# Stated goal
Exactly as given, repeat all of the entries.

Extracted data entries:
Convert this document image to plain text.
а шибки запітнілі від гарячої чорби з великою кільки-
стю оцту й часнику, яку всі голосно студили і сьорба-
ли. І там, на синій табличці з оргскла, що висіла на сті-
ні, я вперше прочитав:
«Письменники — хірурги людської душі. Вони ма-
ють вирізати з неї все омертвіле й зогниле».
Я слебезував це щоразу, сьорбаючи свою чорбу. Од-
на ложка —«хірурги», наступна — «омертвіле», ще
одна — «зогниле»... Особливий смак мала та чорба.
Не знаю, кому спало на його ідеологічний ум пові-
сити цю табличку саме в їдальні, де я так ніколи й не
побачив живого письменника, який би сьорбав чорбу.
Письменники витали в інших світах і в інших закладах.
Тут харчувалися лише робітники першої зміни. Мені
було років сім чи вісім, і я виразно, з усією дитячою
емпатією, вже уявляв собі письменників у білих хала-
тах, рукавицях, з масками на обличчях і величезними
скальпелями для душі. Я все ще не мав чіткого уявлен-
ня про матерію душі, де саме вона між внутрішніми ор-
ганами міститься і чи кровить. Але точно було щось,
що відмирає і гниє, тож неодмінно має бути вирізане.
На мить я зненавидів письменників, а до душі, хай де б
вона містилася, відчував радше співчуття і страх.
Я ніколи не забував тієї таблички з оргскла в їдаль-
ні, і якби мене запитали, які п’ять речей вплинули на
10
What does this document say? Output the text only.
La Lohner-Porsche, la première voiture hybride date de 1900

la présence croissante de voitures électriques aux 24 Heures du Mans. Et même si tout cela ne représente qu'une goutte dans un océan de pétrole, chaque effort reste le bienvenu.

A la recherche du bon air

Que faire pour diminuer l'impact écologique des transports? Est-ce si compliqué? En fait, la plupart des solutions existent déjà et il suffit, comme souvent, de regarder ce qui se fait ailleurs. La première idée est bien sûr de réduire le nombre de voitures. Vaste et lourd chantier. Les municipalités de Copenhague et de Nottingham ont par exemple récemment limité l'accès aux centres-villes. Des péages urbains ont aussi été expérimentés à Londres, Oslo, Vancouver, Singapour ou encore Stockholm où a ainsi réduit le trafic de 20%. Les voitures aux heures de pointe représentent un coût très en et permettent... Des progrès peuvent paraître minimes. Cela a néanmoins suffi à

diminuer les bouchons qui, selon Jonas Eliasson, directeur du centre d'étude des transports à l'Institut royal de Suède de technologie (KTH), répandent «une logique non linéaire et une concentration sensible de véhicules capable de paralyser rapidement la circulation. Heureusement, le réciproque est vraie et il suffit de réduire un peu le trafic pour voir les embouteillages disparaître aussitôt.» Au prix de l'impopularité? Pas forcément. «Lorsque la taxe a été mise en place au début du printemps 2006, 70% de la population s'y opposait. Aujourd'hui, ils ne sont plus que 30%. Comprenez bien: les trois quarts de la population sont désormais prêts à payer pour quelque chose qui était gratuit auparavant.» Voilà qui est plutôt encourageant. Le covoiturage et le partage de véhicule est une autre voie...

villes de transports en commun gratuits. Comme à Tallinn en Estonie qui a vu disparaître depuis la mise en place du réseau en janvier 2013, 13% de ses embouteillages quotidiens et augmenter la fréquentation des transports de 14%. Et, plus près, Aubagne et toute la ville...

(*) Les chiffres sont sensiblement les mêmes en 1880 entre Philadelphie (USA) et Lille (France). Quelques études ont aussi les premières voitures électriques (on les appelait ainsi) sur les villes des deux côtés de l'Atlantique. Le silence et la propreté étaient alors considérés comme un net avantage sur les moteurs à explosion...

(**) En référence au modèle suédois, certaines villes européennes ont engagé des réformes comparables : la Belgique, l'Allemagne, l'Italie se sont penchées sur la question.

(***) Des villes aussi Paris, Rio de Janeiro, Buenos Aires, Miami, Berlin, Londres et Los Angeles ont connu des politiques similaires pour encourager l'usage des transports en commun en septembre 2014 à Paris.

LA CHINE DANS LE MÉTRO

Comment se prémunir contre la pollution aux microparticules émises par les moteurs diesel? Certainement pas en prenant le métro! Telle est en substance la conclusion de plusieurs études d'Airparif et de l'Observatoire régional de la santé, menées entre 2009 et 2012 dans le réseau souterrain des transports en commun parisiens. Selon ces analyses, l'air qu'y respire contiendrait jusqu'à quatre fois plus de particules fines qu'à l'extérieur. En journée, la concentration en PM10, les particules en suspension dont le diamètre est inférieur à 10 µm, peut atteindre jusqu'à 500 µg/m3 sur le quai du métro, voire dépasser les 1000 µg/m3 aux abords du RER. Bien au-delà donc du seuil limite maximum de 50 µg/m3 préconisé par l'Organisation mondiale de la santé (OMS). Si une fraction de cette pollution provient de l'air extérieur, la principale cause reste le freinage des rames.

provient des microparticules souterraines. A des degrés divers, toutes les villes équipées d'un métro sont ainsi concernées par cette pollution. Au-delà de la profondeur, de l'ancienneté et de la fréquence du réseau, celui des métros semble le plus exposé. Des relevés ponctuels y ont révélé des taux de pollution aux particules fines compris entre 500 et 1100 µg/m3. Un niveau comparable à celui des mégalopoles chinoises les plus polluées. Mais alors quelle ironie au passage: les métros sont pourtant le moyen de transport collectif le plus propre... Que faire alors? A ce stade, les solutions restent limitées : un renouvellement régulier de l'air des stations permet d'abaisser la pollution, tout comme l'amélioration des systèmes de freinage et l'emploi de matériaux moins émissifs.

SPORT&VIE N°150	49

# Result of the exercise
Convert this document image to plain text.
а шибки запітнілі від гарячої чорби з великою кільки-
стю оцту й часнику, яку всі голосно студили і сьорба-
ли. І там, на синій табличці з оргскла, що висіла на сті-
ні, я вперше прочитав:
«Письменники — хірурги людської душі. Вони ма-
ють вирізати з неї все омертвіле й зогниле».
Я слебезував це щоразу, сьорбаючи свою чорбу. Од-
на ложка —«хірурги», наступна — «омертвіле», ще
одна — «зогниле»... Особливий смак мала та чорба.
Не знаю, кому спало на його ідеологічний ум пові-
сити цю табличку саме в їдальні, де я так ніколи й не
побачив живого письменника, який би сьорбав чорбу.
Письменники витали в інших світах і в інших закладах.
Тут харчувалися лише робітники першої зміни. Мені
було років сім чи вісім, і я виразно, з усією дитячою
емпатією, вже уявляв собі письменників у білих хала-
тах, рукавицях, з масками на обличчях і величезними
скальпелями для душі. Я все ще не мав чіткого уявлен-
ня про матерію душі, де саме вона між внутрішніми ор-
ганами міститься і чи кровить. Але точно було щось,
що відмирає і гниє, тож неодмінно має бути вирізане.
На мить я зненавидів письменників, а до душі, хай де б
вона містилася, відчував радше співчуття і страх.
Я ніколи не забував тієї таблички з оргскла в їдаль-
ні, і якби мене запитали, які п’ять речей вплинули на
10
What does this document say? Output the text only.
La Lohner-Porsche, la première voiture hybride date de 1900

la présence croissante de voitures électriques aux 24 Heures du Mans. Et même si tout cela ne représente qu'une goutte dans un océan de pétrole, chaque effort reste le bienvenu.

A la recherche du bon air

Que faire pour diminuer l'impact écologique des transports? Est-ce si compliqué? En fait, la plupart des solutions existent déjà et il suffit, comme souvent, de regarder ce qui se fait ailleurs. La première idée est bien sûr de réduire le nombre de voitures. Vaste et lourd chantier. Les municipalités de Copenhague et de Nottingham ont par exemple récemment limité l'accès aux centres-villes. Des péages urbains ont aussi été expérimentés à Londres, Oslo, Vancouver, Singapour ou encore Stockholm où a ainsi réduit le trafic de 20%. Les voitures aux heures de pointe représentent un coût très en et permettent... Des progrès peuvent paraître minimes. Cela a néanmoins suffi à

diminuer les bouchons qui, selon Jonas Eliasson, directeur du centre d'étude des transports à l'Institut royal de Suède de technologie (KTH), répandent «une logique non linéaire et une concentration sensible de véhicules capable de paralyser rapidement la circulation. Heureusement, le réciproque est vraie et il suffit de réduire un peu le trafic pour voir les embouteillages disparaître aussitôt.» Au prix de l'impopularité? Pas forcément. «Lorsque la taxe a été mise en place au début du printemps 2006, 70% de la population s'y opposait. Aujourd'hui, ils ne sont plus que 30%. Comprenez bien: les trois quarts de la population sont désormais prêts à payer pour quelque chose qui était gratuit auparavant.» Voilà qui est plutôt encourageant. Le covoiturage et le partage de véhicule est une autre voie...

villes de transports en commun gratuits. Comme à Tallinn en Estonie qui a vu disparaître depuis la mise en place du réseau en janvier 2013, 13% de ses embouteillages quotidiens et augmenter la fréquentation des transports de 14%. Et, plus près, Aubagne et toute la ville...

(*) Les chiffres sont sensiblement les mêmes en 1880 entre Philadelphie (USA) et Lille (France). Quelques études ont aussi les premières voitures électriques (on les appelait ainsi) sur les villes des deux côtés de l'Atlantique. Le silence et la propreté étaient alors considérés comme un net avantage sur les moteurs à explosion...

(**) En référence au modèle suédois, certaines villes européennes ont engagé des réformes comparables : la Belgique, l'Allemagne, l'Italie se sont penchées sur la question.

(***) Des villes aussi Paris, Rio de Janeiro, Buenos Aires, Miami, Berlin, Londres et Los Angeles ont connu des politiques similaires pour encourager l'usage des transports en commun en septembre 2014 à Paris.

LA CHINE DANS LE MÉTRO

Comment se prémunir contre la pollution aux microparticules émises par les moteurs diesel? Certainement pas en prenant le métro! Telle est en substance la conclusion de plusieurs études d'Airparif et de l'Observatoire régional de la santé, menées entre 2009 et 2012 dans le réseau souterrain des transports en commun parisiens. Selon ces analyses, l'air qu'y respire contiendrait jusqu'à quatre fois plus de particules fines qu'à l'extérieur. En journée, la concentration en PM10, les particules en suspension dont le diamètre est inférieur à 10 µm, peut atteindre jusqu'à 500 µg/m3 sur le quai du métro, voire dépasser les 1000 µg/m3 aux abords du RER. Bien au-delà donc du seuil limite maximum de 50 µg/m3 préconisé par l'Organisation mondiale de la santé (OMS). Si une fraction de cette pollution provient de l'air extérieur, la principale cause reste le freinage des rames.

provient des microparticules souterraines. A des degrés divers, toutes les villes équipées d'un métro sont ainsi concernées par cette pollution. Au-delà de la profondeur, de l'ancienneté et de la fréquence du réseau, celui des métros semble le plus exposé. Des relevés ponctuels y ont révélé des taux de pollution aux particules fines compris entre 500 et 1100 µg/m3. Un niveau comparable à celui des mégalopoles chinoises les plus polluées. Mais alors quelle ironie au passage: les métros sont pourtant le moyen de transport collectif le plus propre... Que faire alors? A ce stade, les solutions restent limitées : un renouvellement régulier de l'air des stations permet d'abaisser la pollution, tout comme l'amélioration des systèmes de freinage et l'emploi de matériaux moins émissifs.

SPORT&VIE N°150	49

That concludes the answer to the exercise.